• Data to use
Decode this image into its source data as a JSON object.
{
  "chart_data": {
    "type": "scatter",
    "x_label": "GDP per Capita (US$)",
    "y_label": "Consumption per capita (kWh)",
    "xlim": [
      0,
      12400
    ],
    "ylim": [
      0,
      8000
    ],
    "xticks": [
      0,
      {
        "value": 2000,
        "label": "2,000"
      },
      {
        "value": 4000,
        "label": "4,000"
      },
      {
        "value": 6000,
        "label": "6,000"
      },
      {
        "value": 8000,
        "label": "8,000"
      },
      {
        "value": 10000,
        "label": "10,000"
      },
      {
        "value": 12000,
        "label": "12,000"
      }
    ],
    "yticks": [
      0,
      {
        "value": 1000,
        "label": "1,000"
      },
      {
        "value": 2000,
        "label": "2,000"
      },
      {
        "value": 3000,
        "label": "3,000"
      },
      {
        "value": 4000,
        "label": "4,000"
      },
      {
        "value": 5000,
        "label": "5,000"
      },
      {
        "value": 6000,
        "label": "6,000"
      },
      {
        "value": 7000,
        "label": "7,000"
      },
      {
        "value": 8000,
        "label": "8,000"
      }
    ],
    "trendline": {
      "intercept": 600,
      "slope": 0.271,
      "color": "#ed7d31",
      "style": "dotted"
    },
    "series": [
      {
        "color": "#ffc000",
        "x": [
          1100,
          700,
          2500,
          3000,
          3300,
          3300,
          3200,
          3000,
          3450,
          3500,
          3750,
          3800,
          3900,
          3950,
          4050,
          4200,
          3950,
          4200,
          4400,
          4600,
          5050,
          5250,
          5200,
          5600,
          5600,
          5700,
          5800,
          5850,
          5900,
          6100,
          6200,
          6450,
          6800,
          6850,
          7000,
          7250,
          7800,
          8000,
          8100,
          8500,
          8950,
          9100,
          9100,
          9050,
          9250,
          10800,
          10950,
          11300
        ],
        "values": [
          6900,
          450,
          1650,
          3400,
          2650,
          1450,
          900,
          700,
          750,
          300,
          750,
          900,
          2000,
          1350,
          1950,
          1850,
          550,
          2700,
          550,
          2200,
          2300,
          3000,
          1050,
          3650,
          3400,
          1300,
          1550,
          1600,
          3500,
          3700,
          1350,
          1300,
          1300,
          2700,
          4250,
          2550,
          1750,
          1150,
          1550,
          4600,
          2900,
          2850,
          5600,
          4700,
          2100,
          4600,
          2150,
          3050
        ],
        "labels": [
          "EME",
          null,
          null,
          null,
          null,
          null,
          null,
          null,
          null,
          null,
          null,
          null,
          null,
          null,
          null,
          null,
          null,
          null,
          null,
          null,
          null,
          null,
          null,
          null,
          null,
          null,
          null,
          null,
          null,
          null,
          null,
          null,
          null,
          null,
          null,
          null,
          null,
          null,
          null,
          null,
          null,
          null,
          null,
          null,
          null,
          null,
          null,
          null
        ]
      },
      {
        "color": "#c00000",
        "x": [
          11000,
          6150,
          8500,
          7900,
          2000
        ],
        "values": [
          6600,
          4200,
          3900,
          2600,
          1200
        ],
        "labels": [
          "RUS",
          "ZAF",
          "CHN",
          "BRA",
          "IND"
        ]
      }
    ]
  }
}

• What you should do
Transcribe the whole listing exactly.

• Solution to this exercise
Decode this image into its source data as a JSON object.
{
  "chart_data": {
    "type": "scatter",
    "x_label": "GDP per Capita (US$)",
    "y_label": "Consumption per capita (kWh)",
    "xlim": [
      0,
      12400
    ],
    "ylim": [
      0,
      8000
    ],
    "xticks": [
      0,
      {
        "value": 2000,
        "label": "2,000"
      },
      {
        "value": 4000,
        "label": "4,000"
      },
      {
        "value": 6000,
        "label": "6,000"
      },
      {
        "value": 8000,
        "label": "8,000"
      },
      {
        "value": 10000,
        "label": "10,000"
      },
      {
        "value": 12000,
        "label": "12,000"
      }
    ],
    "yticks": [
      0,
      {
        "value": 1000,
        "label": "1,000"
      },
      {
        "value": 2000,
        "label": "2,000"
      },
      {
        "value": 3000,
        "label": "3,000"
      },
      {
        "value": 4000,
        "label": "4,000"
      },
      {
        "value": 5000,
        "label": "5,000"
      },
      {
        "value": 6000,
        "label": "6,000"
      },
      {
        "value": 7000,
        "label": "7,000"
      },
      {
        "value": 8000,
        "label": "8,000"
      }
    ],
    "trendline": {
      "intercept": 600,
      "slope": 0.271,
      "color": "#ed7d31",
      "style": "dotted"
    },
    "series": [
      {
        "color": "#ffc000",
        "x": [
          1100,
          700,
          2500,
          3000,
          3300,
          3300,
          3200,
          3000,
          3450,
          3500,
          3750,
          3800,
          3900,
          3950,
          4050,
          4200,
          3950,
          4200,
          4400,
          4600,
          5050,
          5250,
          5200,
          5600,
          5600,
          5700,
          5800,
          5850,
          5900,
          6100,
          6200,
          6450,
          6800,
          6850,
          7000,
          7250,
          7800,
          8000,
          8100,
          8500,
          8950,
          9100,
          9100,
          9050,
          9250,
          10800,
          10950,
          11300
        ],
        "values": [
          6900,
          450,
          1650,
          3400,
          2650,
          1450,
          900,
          700,
          750,
          300,
          750,
          900,
          2000,
          1350,
          1950,
          1850,
          550,
          2700,
          550,
          2200,
          2300,
          3000,
          1050,
          3650,
          3400,
          1300,
          1550,
          1600,
          3500,
          3700,
          1350,
          1300,
          1300,
          2700,
          4250,
          2550,
          1750,
          1150,
          1550,
          4600,
          2900,
          2850,
          5600,
          4700,
          2100,
          4600,
          2150,
          3050
        ],
        "labels": [
          "EME",
          null,
          null,
          null,
          null,
          null,
          null,
          null,
          null,
          null,
          null,
          null,
          null,
          null,
          null,
          null,
          null,
          null,
          null,
          null,
          null,
          null,
          null,
          null,
          null,
          null,
          null,
          null,
          null,
          null,
          null,
          null,
          null,
          null,
          null,
          null,
          null,
          null,
          null,
          null,
          null,
          null,
          null,
          null,
          null,
          null,
          null,
          null
        ]
      },
      {
        "color": "#c00000",
        "x": [
          11000,
          6150,
          8500,
          7900,
          2000
        ],
        "values": [
          6600,
          4200,
          3900,
          2600,
          1200
        ],
        "labels": [
          "RUS",
          "ZAF",
          "CHN",
          "BRA",
          "IND"
        ]
      }
    ]
  }
}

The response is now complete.